_THE PROBLEM_
Would you set down every entry shown below, precisely as written?

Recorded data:
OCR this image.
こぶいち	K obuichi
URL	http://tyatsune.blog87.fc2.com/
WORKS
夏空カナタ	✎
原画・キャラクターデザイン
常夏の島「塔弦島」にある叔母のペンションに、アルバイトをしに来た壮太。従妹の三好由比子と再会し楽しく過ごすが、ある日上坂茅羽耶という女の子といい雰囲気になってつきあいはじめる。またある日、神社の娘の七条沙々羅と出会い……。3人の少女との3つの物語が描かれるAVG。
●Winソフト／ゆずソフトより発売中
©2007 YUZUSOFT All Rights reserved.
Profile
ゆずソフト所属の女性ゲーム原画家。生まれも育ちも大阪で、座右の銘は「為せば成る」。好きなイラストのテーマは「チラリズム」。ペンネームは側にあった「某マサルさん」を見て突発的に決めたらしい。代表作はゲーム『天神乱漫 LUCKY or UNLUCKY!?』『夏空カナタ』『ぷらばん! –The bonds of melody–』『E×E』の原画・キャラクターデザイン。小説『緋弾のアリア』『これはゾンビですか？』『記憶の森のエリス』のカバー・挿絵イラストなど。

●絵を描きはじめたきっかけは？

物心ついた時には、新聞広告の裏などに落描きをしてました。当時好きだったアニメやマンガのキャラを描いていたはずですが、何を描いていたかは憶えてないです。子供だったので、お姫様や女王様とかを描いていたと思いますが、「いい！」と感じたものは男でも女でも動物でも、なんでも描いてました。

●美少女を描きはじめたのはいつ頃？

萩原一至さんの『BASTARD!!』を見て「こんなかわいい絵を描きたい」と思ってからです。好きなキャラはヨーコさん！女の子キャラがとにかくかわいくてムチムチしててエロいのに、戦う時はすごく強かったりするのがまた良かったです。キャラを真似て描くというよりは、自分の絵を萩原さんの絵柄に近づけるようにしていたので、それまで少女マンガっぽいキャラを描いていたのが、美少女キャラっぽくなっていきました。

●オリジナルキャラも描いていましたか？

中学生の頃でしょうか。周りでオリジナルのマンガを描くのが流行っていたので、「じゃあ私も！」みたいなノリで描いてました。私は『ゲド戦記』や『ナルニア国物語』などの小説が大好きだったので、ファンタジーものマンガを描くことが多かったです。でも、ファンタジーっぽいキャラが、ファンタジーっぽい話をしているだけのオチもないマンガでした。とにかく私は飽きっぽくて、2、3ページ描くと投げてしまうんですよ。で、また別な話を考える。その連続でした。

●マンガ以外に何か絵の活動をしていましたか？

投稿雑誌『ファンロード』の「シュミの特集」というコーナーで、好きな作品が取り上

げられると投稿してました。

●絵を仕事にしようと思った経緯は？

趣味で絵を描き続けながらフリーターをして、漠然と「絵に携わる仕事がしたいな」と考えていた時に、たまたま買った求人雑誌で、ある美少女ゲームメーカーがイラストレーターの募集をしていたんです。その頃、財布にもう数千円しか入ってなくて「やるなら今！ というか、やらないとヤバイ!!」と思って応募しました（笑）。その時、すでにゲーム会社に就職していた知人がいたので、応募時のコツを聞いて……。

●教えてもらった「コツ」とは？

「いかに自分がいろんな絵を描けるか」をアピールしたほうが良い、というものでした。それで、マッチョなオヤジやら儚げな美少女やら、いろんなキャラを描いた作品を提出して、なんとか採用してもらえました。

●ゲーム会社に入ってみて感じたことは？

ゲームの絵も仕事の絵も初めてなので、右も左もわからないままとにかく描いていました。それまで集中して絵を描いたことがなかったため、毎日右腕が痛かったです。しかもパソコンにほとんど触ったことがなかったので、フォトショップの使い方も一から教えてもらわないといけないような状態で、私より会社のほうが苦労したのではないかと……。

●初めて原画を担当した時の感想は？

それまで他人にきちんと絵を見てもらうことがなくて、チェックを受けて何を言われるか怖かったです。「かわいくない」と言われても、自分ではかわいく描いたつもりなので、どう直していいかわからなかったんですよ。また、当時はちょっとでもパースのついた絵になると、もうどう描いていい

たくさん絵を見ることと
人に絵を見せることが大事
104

_THE REPLY_
OCR this image.
こぶいち	K obuichi
URL	http://tyatsune.blog87.fc2.com/
WORKS
夏空カナタ	✎
原画・キャラクターデザイン
常夏の島「塔弦島」にある叔母のペンションに、アルバイトをしに来た壮太。従妹の三好由比子と再会し楽しく過ごすが、ある日上坂茅羽耶という女の子といい雰囲気になってつきあいはじめる。またある日、神社の娘の七条沙々羅と出会い……。3人の少女との3つの物語が描かれるAVG。
●Winソフト／ゆずソフトより発売中
©2007 YUZUSOFT All Rights reserved.
Profile
ゆずソフト所属の女性ゲーム原画家。生まれも育ちも大阪で、座右の銘は「為せば成る」。好きなイラストのテーマは「チラリズム」。ペンネームは側にあった「某マサルさん」を見て突発的に決めたらしい。代表作はゲーム『天神乱漫 LUCKY or UNLUCKY!?』『夏空カナタ』『ぷらばん! –The bonds of melody–』『E×E』の原画・キャラクターデザイン。小説『緋弾のアリア』『これはゾンビですか？』『記憶の森のエリス』のカバー・挿絵イラストなど。

●絵を描きはじめたきっかけは？

物心ついた時には、新聞広告の裏などに落描きをしてました。当時好きだったアニメやマンガのキャラを描いていたはずですが、何を描いていたかは憶えてないです。子供だったので、お姫様や女王様とかを描いていたと思いますが、「いい！」と感じたものは男でも女でも動物でも、なんでも描いてました。

●美少女を描きはじめたのはいつ頃？

萩原一至さんの『BASTARD!!』を見て「こんなかわいい絵を描きたい」と思ってからです。好きなキャラはヨーコさん！女の子キャラがとにかくかわいくてムチムチしててエロいのに、戦う時はすごく強かったりするのがまた良かったです。キャラを真似て描くというよりは、自分の絵を萩原さんの絵柄に近づけるようにしていたので、それまで少女マンガっぽいキャラを描いていたのが、美少女キャラっぽくなっていきました。

●オリジナルキャラも描いていましたか？

中学生の頃でしょうか。周りでオリジナルのマンガを描くのが流行っていたので、「じゃあ私も！」みたいなノリで描いてました。私は『ゲド戦記』や『ナルニア国物語』などの小説が大好きだったので、ファンタジーものマンガを描くことが多かったです。でも、ファンタジーっぽいキャラが、ファンタジーっぽい話をしているだけのオチもないマンガでした。とにかく私は飽きっぽくて、2、3ページ描くと投げてしまうんですよ。で、また別な話を考える。その連続でした。

●マンガ以外に何か絵の活動をしていましたか？

投稿雑誌『ファンロード』の「シュミの特集」というコーナーで、好きな作品が取り上

げられると投稿してました。

●絵を仕事にしようと思った経緯は？

趣味で絵を描き続けながらフリーターをして、漠然と「絵に携わる仕事がしたいな」と考えていた時に、たまたま買った求人雑誌で、ある美少女ゲームメーカーがイラストレーターの募集をしていたんです。その頃、財布にもう数千円しか入ってなくて「やるなら今！ というか、やらないとヤバイ!!」と思って応募しました（笑）。その時、すでにゲーム会社に就職していた知人がいたので、応募時のコツを聞いて……。

●教えてもらった「コツ」とは？

「いかに自分がいろんな絵を描けるか」をアピールしたほうが良い、というものでした。それで、マッチョなオヤジやら儚げな美少女やら、いろんなキャラを描いた作品を提出して、なんとか採用してもらえました。

●ゲーム会社に入ってみて感じたことは？

ゲームの絵も仕事の絵も初めてなので、右も左もわからないままとにかく描いていました。それまで集中して絵を描いたことがなかったため、毎日右腕が痛かったです。しかもパソコンにほとんど触ったことがなかったので、フォトショップの使い方も一から教えてもらわないといけないような状態で、私より会社のほうが苦労したのではないかと……。

●初めて原画を担当した時の感想は？

それまで他人にきちんと絵を見てもらうことがなくて、チェックを受けて何を言われるか怖かったです。「かわいくない」と言われても、自分ではかわいく描いたつもりなので、どう直していいかわからなかったんですよ。また、当時はちょっとでもパースのついた絵になると、もうどう描いていい

たくさん絵を見ることと
人に絵を見せることが大事
104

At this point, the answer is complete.